— START DATA FOR PROCESSING —

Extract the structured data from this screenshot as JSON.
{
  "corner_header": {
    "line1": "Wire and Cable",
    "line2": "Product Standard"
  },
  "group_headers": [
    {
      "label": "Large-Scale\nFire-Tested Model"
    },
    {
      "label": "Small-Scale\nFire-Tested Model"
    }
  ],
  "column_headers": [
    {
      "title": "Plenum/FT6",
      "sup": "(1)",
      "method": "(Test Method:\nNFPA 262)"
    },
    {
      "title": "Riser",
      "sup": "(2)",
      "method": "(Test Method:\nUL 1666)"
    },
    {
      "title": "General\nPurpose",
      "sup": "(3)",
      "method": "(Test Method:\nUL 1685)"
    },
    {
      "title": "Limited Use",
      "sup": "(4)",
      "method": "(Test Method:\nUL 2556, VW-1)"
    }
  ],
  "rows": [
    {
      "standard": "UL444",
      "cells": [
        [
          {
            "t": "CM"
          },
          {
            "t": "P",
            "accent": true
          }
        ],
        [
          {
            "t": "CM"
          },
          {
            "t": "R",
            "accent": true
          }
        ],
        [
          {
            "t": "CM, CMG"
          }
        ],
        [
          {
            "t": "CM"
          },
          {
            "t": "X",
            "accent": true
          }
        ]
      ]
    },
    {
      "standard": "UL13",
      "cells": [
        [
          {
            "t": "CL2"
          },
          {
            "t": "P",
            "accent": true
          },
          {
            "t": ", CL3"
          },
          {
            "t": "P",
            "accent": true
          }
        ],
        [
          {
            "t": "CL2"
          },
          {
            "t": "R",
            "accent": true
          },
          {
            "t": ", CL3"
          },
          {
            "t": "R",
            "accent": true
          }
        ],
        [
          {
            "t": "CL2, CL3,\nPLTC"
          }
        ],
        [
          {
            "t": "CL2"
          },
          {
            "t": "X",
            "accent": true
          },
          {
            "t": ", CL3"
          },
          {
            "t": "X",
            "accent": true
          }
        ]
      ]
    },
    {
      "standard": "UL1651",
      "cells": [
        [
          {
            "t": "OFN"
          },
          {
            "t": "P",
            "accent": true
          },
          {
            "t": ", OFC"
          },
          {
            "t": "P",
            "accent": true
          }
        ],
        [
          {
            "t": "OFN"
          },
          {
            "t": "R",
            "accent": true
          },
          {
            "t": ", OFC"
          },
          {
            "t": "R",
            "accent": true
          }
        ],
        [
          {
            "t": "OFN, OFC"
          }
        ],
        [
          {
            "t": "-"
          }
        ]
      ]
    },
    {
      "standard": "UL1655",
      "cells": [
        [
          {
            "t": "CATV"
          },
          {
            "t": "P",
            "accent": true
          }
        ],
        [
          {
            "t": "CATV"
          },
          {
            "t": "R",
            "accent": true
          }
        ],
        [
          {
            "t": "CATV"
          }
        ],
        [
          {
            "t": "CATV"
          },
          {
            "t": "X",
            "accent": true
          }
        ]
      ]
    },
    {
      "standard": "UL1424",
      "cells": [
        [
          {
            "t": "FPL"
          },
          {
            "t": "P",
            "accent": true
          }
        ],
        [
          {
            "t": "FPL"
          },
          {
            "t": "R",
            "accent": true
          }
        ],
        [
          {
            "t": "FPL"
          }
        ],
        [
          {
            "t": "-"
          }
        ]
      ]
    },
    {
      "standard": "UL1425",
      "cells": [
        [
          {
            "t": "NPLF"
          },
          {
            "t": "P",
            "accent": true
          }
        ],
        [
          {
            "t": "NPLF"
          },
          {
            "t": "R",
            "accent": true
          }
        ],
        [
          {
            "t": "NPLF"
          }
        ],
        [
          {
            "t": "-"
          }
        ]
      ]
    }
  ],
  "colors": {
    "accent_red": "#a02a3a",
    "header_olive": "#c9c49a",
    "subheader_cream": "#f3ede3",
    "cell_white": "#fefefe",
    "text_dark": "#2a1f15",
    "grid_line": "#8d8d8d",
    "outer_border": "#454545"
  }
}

— END DATA FOR PROCESSING —

> STATED TASK:
Copy every record exactly as presented.

> ANSWER FOR THE TASK:
Extract the structured data from this screenshot as JSON.
{
  "corner_header": {
    "line1": "Wire and Cable",
    "line2": "Product Standard"
  },
  "group_headers": [
    {
      "label": "Large-Scale\nFire-Tested Model"
    },
    {
      "label": "Small-Scale\nFire-Tested Model"
    }
  ],
  "column_headers": [
    {
      "title": "Plenum/FT6",
      "sup": "(1)",
      "method": "(Test Method:\nNFPA 262)"
    },
    {
      "title": "Riser",
      "sup": "(2)",
      "method": "(Test Method:\nUL 1666)"
    },
    {
      "title": "General\nPurpose",
      "sup": "(3)",
      "method": "(Test Method:\nUL 1685)"
    },
    {
      "title": "Limited Use",
      "sup": "(4)",
      "method": "(Test Method:\nUL 2556, VW-1)"
    }
  ],
  "rows": [
    {
      "standard": "UL444",
      "cells": [
        [
          {
            "t": "CM"
          },
          {
            "t": "P",
            "accent": true
          }
        ],
        [
          {
            "t": "CM"
          },
          {
            "t": "R",
            "accent": true
          }
        ],
        [
          {
            "t": "CM, CMG"
          }
        ],
        [
          {
            "t": "CM"
          },
          {
            "t": "X",
            "accent": true
          }
        ]
      ]
    },
    {
      "standard": "UL13",
      "cells": [
        [
          {
            "t": "CL2"
          },
          {
            "t": "P",
            "accent": true
          },
          {
            "t": ", CL3"
          },
          {
            "t": "P",
            "accent": true
          }
        ],
        [
          {
            "t": "CL2"
          },
          {
            "t": "R",
            "accent": true
          },
          {
            "t": ", CL3"
          },
          {
            "t": "R",
            "accent": true
          }
        ],
        [
          {
            "t": "CL2, CL3,\nPLTC"
          }
        ],
        [
          {
            "t": "CL2"
          },
          {
            "t": "X",
            "accent": true
          },
          {
            "t": ", CL3"
          },
          {
            "t": "X",
            "accent": true
          }
        ]
      ]
    },
    {
      "standard": "UL1651",
      "cells": [
        [
          {
            "t": "OFN"
          },
          {
            "t": "P",
            "accent": true
          },
          {
            "t": ", OFC"
          },
          {
            "t": "P",
            "accent": true
          }
        ],
        [
          {
            "t": "OFN"
          },
          {
            "t": "R",
            "accent": true
          },
          {
            "t": ", OFC"
          },
          {
            "t": "R",
            "accent": true
          }
        ],
        [
          {
            "t": "OFN, OFC"
          }
        ],
        [
          {
            "t": "-"
          }
        ]
      ]
    },
    {
      "standard": "UL1655",
      "cells": [
        [
          {
            "t": "CATV"
          },
          {
            "t": "P",
            "accent": true
          }
        ],
        [
          {
            "t": "CATV"
          },
          {
            "t": "R",
            "accent": true
          }
        ],
        [
          {
            "t": "CATV"
          }
        ],
        [
          {
            "t": "CATV"
          },
          {
            "t": "X",
            "accent": true
          }
        ]
      ]
    },
    {
      "standard": "UL1424",
      "cells": [
        [
          {
            "t": "FPL"
          },
          {
            "t": "P",
            "accent": true
          }
        ],
        [
          {
            "t": "FPL"
          },
          {
            "t": "R",
            "accent": true
          }
        ],
        [
          {
            "t": "FPL"
          }
        ],
        [
          {
            "t": "-"
          }
        ]
      ]
    },
    {
      "standard": "UL1425",
      "cells": [
        [
          {
            "t": "NPLF"
          },
          {
            "t": "P",
            "accent": true
          }
        ],
        [
          {
            "t": "NPLF"
          },
          {
            "t": "R",
            "accent": true
          }
        ],
        [
          {
            "t": "NPLF"
          }
        ],
        [
          {
            "t": "-"
          }
        ]
      ]
    }
  ],
  "colors": {
    "accent_red": "#a02a3a",
    "header_olive": "#c9c49a",
    "subheader_cream": "#f3ede3",
    "cell_white": "#fefefe",
    "text_dark": "#2a1f15",
    "grid_line": "#8d8d8d",
    "outer_border": "#454545"
  }
}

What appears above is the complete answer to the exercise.